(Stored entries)
::::::::
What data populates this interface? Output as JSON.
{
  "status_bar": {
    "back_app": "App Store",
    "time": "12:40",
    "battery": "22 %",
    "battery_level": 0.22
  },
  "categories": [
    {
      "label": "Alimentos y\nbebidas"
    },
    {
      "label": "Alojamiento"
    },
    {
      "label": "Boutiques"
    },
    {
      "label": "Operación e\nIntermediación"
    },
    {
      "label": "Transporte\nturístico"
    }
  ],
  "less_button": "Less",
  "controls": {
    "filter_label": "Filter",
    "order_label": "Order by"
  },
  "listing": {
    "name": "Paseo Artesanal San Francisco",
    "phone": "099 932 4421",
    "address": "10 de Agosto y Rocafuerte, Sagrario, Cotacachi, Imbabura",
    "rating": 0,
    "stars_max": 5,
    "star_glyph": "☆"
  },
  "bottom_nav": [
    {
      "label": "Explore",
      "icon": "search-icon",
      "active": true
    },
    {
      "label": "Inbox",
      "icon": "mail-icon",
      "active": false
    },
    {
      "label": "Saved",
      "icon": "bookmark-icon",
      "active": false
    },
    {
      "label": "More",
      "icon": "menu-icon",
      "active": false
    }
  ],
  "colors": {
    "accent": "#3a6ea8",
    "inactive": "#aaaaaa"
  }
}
::::::::
[WHAT IS ASKED]: Counting only lines of the data above that hold "icon", report the total and nothing else.

[RESPONSE BELOW]: 4